What to produce: Copy the records below exactly as they are written.

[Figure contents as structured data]
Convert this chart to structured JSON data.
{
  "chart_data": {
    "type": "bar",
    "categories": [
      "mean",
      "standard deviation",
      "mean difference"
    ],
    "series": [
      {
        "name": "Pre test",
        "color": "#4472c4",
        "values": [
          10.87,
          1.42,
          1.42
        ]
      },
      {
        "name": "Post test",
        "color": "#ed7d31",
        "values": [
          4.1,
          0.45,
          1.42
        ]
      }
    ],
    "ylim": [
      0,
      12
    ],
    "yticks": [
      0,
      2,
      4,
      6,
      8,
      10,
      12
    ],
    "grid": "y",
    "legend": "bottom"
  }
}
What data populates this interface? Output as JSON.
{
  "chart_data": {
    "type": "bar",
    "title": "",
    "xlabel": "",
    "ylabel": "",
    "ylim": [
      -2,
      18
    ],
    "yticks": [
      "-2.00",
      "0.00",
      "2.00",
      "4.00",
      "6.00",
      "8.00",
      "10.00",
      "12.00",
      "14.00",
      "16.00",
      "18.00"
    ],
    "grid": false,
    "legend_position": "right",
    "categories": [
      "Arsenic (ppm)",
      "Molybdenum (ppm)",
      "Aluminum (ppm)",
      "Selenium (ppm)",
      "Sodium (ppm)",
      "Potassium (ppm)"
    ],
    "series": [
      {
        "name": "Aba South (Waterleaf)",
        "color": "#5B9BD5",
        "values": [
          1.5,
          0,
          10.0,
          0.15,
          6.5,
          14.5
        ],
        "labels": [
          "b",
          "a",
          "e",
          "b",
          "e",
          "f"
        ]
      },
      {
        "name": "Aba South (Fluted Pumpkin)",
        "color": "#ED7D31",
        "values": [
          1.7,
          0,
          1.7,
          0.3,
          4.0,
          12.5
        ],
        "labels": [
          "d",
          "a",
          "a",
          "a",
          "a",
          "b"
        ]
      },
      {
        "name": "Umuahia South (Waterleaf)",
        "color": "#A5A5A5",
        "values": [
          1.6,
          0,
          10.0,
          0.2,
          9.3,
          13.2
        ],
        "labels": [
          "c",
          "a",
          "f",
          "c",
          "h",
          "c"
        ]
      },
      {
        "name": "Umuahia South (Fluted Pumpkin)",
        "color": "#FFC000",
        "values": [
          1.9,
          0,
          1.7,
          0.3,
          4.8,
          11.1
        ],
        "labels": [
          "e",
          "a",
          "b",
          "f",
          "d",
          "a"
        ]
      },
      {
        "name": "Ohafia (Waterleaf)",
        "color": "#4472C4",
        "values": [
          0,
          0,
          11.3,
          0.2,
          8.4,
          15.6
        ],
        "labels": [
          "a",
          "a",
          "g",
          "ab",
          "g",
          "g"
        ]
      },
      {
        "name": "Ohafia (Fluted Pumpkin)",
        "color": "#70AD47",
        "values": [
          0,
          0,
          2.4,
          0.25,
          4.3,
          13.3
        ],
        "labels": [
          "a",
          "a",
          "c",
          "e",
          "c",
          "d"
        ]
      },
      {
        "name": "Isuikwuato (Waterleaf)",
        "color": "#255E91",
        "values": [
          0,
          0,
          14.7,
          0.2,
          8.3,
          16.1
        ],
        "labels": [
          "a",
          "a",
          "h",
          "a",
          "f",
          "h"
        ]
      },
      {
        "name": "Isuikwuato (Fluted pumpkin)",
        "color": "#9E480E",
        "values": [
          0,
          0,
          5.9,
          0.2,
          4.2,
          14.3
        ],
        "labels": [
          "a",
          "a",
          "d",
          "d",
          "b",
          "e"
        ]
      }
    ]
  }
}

Correct result:
Convert this chart to structured JSON data.
{
  "chart_data": {
    "type": "bar",
    "categories": [
      "mean",
      "standard deviation",
      "mean difference"
    ],
    "series": [
      {
        "name": "Pre test",
        "color": "#4472c4",
        "values": [
          10.87,
          1.42,
          1.42
        ]
      },
      {
        "name": "Post test",
        "color": "#ed7d31",
        "values": [
          4.1,
          0.45,
          1.42
        ]
      }
    ],
    "ylim": [
      0,
      12
    ],
    "yticks": [
      0,
      2,
      4,
      6,
      8,
      10,
      12
    ],
    "grid": "y",
    "legend": "bottom"
  }
}
What data populates this interface? Output as JSON.
{
  "chart_data": {
    "type": "bar",
    "title": "",
    "xlabel": "",
    "ylabel": "",
    "ylim": [
      -2,
      18
    ],
    "yticks": [
      "-2.00",
      "0.00",
      "2.00",
      "4.00",
      "6.00",
      "8.00",
      "10.00",
      "12.00",
      "14.00",
      "16.00",
      "18.00"
    ],
    "grid": false,
    "legend_position": "right",
    "categories": [
      "Arsenic (ppm)",
      "Molybdenum (ppm)",
      "Aluminum (ppm)",
      "Selenium (ppm)",
      "Sodium (ppm)",
      "Potassium (ppm)"
    ],
    "series": [
      {
        "name": "Aba South (Waterleaf)",
        "color": "#5B9BD5",
        "values": [
          1.5,
          0,
          10.0,
          0.15,
          6.5,
          14.5
        ],
        "labels": [
          "b",
          "a",
          "e",
          "b",
          "e",
          "f"
        ]
      },
      {
        "name": "Aba South (Fluted Pumpkin)",
        "color": "#ED7D31",
        "values": [
          1.7,
          0,
          1.7,
          0.3,
          4.0,
          12.5
        ],
        "labels": [
          "d",
          "a",
          "a",
          "a",
          "a",
          "b"
        ]
      },
      {
        "name": "Umuahia South (Waterleaf)",
        "color": "#A5A5A5",
        "values": [
          1.6,
          0,
          10.0,
          0.2,
          9.3,
          13.2
        ],
        "labels": [
          "c",
          "a",
          "f",
          "c",
          "h",
          "c"
        ]
      },
      {
        "name": "Umuahia South (Fluted Pumpkin)",
        "color": "#FFC000",
        "values": [
          1.9,
          0,
          1.7,
          0.3,
          4.8,
          11.1
        ],
        "labels": [
          "e",
          "a",
          "b",
          "f",
          "d",
          "a"
        ]
      },
      {
        "name": "Ohafia (Waterleaf)",
        "color": "#4472C4",
        "values": [
          0,
          0,
          11.3,
          0.2,
          8.4,
          15.6
        ],
        "labels": [
          "a",
          "a",
          "g",
          "ab",
          "g",
          "g"
        ]
      },
      {
        "name": "Ohafia (Fluted Pumpkin)",
        "color": "#70AD47",
        "values": [
          0,
          0,
          2.4,
          0.25,
          4.3,
          13.3
        ],
        "labels": [
          "a",
          "a",
          "c",
          "e",
          "c",
          "d"
        ]
      },
      {
        "name": "Isuikwuato (Waterleaf)",
        "color": "#255E91",
        "values": [
          0,
          0,
          14.7,
          0.2,
          8.3,
          16.1
        ],
        "labels": [
          "a",
          "a",
          "h",
          "a",
          "f",
          "h"
        ]
      },
      {
        "name": "Isuikwuato (Fluted pumpkin)",
        "color": "#9E480E",
        "values": [
          0,
          0,
          5.9,
          0.2,
          4.2,
          14.3
        ],
        "labels": [
          "a",
          "a",
          "d",
          "d",
          "b",
          "e"
        ]
      }
    ]
  }
}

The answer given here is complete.